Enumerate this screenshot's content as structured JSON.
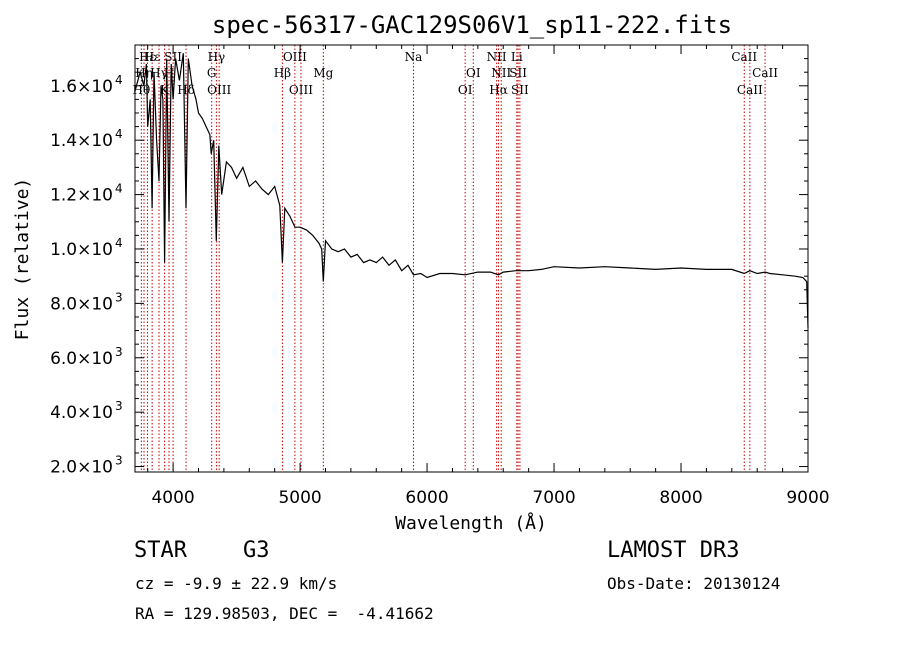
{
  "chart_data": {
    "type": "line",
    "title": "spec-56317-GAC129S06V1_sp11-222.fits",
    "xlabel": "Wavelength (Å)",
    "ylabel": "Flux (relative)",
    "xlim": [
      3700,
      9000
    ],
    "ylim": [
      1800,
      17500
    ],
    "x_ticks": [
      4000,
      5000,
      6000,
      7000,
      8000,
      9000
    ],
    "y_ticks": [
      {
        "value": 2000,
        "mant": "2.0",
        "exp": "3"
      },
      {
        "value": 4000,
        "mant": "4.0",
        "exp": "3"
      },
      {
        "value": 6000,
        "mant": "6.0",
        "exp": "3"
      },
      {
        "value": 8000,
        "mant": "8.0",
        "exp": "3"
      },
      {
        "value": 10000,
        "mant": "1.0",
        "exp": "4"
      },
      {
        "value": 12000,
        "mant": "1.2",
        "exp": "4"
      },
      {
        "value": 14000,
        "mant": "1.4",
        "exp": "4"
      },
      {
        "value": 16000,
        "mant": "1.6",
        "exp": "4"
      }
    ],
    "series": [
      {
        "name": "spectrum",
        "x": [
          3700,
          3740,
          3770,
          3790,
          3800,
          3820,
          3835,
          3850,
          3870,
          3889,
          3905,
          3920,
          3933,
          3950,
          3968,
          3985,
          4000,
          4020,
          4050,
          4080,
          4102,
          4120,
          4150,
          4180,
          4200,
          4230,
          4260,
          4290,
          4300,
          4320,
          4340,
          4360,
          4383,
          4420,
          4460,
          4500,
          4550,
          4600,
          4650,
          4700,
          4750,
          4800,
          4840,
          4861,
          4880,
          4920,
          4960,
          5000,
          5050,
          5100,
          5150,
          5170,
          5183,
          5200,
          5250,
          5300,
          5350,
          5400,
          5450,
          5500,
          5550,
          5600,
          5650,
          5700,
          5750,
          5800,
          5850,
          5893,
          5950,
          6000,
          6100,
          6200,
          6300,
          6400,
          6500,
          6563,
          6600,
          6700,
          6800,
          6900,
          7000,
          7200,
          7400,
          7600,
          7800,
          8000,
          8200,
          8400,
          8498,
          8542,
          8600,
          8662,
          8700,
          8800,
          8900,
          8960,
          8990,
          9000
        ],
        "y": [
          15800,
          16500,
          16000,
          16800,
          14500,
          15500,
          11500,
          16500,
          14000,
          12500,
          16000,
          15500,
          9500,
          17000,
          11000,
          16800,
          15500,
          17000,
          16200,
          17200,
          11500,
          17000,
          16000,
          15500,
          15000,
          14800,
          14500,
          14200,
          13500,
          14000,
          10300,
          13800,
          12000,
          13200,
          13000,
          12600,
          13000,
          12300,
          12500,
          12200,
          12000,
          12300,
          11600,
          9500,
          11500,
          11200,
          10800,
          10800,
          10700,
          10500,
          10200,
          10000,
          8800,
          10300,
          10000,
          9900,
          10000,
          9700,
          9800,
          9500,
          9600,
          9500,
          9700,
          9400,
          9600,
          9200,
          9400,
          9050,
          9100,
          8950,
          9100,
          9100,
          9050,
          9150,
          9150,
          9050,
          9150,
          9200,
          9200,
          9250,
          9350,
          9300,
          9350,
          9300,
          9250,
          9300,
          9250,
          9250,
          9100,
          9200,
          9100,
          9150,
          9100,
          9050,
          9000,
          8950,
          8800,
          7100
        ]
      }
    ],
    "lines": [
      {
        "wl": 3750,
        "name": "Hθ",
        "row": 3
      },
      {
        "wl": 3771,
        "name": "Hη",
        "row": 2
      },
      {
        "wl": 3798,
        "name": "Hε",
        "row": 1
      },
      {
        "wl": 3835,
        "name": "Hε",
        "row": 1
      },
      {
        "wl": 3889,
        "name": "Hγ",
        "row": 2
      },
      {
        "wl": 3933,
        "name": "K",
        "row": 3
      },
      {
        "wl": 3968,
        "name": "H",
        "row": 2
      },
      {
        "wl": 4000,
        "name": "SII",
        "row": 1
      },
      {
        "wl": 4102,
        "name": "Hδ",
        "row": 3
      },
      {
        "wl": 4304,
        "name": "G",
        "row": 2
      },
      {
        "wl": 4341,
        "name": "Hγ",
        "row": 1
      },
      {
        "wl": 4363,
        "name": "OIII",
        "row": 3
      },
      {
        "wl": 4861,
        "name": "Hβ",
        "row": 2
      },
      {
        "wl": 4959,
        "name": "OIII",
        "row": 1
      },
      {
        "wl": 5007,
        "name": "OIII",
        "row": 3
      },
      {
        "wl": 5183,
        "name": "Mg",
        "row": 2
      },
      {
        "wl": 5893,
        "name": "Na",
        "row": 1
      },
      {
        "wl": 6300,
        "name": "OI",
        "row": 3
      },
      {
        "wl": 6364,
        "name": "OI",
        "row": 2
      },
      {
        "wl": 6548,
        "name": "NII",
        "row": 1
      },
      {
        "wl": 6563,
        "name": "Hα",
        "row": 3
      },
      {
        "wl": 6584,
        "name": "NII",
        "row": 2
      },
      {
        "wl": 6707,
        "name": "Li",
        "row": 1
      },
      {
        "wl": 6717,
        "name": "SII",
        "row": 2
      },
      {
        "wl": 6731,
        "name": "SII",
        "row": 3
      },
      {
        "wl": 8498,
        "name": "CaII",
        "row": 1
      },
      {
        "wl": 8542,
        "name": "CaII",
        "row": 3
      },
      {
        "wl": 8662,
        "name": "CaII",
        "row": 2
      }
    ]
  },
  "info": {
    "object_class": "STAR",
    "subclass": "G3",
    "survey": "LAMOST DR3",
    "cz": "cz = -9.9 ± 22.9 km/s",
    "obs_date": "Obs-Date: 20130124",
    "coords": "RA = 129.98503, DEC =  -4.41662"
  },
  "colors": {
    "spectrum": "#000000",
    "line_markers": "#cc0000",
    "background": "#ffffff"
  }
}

...

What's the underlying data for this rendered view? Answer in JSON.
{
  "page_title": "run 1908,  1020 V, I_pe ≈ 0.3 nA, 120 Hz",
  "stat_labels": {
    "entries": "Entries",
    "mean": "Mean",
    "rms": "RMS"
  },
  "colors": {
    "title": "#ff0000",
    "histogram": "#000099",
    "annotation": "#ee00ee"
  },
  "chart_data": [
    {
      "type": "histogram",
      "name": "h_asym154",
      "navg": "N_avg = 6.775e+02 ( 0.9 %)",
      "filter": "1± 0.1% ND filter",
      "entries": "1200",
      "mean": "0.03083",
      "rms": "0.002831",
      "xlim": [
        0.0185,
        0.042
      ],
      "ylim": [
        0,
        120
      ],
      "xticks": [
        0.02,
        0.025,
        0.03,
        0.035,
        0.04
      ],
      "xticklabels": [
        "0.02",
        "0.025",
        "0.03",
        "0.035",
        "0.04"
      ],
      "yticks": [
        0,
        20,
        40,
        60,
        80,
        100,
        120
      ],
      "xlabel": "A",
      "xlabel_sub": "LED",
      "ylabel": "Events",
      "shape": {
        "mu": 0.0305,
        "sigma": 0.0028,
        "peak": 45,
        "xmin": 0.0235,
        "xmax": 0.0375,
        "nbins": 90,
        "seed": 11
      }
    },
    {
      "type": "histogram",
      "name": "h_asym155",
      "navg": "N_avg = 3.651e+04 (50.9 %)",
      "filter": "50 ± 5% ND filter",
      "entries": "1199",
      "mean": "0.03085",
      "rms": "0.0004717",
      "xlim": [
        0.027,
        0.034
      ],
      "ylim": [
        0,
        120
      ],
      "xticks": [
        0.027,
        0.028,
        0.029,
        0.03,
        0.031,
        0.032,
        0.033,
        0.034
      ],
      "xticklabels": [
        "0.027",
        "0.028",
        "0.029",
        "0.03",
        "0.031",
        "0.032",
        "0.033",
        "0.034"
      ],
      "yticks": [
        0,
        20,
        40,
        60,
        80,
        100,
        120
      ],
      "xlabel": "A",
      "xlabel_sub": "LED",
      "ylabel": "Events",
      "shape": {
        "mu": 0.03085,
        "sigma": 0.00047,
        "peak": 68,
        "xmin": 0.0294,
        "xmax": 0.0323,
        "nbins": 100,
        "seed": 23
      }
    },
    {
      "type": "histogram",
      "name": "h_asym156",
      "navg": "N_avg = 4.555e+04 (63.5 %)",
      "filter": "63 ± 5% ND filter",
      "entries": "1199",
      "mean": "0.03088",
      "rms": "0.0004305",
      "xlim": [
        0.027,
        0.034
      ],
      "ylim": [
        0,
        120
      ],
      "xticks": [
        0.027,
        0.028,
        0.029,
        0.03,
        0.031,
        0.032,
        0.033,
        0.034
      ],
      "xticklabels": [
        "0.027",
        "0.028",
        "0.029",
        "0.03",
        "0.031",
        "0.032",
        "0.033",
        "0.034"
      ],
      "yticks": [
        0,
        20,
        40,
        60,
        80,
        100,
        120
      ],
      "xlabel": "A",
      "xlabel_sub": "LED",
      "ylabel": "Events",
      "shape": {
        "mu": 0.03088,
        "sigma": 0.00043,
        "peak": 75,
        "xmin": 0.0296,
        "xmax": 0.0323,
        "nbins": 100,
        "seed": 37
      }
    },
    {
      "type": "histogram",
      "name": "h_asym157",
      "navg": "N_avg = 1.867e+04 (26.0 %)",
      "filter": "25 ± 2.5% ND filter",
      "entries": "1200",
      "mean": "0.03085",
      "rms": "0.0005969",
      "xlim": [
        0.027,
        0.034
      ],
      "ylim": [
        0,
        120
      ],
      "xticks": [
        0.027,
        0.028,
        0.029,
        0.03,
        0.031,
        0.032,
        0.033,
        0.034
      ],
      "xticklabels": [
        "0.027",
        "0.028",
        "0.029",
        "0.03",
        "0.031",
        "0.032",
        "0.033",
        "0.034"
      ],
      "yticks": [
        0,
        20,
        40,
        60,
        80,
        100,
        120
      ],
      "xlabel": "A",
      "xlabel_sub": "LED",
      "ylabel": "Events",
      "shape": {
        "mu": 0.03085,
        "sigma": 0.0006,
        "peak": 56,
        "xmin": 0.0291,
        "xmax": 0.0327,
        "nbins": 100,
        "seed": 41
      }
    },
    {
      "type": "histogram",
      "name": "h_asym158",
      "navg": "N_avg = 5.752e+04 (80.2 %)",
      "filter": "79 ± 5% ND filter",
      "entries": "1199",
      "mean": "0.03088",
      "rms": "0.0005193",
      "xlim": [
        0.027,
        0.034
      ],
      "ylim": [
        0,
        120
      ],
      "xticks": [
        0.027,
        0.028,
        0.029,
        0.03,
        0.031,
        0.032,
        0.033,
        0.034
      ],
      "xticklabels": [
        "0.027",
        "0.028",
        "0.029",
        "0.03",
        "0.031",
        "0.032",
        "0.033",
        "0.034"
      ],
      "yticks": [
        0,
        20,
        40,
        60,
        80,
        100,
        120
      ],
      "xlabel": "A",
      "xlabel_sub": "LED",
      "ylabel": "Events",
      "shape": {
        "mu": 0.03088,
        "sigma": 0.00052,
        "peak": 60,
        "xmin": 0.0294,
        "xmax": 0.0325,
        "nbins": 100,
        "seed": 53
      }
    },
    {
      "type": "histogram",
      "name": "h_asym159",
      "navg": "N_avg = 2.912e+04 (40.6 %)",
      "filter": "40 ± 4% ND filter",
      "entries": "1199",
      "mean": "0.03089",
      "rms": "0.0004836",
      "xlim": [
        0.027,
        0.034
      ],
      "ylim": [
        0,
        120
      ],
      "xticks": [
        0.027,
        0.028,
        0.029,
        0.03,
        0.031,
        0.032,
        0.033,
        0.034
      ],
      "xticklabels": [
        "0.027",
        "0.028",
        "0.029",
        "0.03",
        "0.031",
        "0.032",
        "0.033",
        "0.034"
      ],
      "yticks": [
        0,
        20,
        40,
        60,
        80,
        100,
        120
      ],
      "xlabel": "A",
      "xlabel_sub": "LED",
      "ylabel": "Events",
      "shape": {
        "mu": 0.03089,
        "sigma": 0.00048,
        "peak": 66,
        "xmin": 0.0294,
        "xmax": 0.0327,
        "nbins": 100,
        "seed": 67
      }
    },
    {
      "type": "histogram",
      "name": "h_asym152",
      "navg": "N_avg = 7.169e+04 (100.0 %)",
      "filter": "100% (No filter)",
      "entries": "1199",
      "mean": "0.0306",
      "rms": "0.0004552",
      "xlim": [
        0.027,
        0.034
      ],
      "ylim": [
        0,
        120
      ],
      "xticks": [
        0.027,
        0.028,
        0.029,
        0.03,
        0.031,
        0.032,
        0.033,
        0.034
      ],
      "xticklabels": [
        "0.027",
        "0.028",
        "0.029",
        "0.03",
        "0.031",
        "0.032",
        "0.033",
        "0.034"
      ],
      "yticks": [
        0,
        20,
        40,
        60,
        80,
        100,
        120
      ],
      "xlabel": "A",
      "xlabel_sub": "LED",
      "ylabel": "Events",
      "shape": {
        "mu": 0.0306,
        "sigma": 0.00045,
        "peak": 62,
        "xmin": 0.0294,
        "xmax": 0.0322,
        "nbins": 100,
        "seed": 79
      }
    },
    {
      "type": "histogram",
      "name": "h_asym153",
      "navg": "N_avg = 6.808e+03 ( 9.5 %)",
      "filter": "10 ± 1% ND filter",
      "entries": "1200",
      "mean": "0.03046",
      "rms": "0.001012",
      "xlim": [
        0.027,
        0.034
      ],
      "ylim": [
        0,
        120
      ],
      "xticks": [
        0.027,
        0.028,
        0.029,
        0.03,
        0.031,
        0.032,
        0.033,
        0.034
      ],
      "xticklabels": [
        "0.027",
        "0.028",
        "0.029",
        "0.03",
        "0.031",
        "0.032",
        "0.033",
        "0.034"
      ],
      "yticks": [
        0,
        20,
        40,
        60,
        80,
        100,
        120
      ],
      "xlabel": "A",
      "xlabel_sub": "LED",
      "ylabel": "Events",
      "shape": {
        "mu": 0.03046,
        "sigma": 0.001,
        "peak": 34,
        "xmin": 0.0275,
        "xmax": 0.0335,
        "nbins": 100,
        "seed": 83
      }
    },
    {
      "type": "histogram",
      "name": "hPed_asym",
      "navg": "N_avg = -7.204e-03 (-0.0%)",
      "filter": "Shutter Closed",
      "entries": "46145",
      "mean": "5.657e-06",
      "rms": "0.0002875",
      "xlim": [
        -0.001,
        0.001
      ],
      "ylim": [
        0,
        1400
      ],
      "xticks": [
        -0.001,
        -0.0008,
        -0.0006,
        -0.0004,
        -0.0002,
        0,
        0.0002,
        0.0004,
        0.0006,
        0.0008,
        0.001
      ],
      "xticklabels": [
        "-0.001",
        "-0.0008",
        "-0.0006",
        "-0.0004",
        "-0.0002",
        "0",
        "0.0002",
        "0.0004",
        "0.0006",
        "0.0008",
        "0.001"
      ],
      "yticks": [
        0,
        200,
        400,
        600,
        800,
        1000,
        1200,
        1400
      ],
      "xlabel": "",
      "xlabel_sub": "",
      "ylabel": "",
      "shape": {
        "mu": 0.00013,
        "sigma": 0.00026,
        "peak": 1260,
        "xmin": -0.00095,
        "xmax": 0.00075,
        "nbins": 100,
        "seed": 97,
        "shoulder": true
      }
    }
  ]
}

> **CHALLENGE**: Pull out all lines containing the word "this" from the entries above.

> **TASK OUTPUT**:
Enumerate this screenshot's content as structured JSON.
What's the underlying data for this rendered view? Answer in JSON.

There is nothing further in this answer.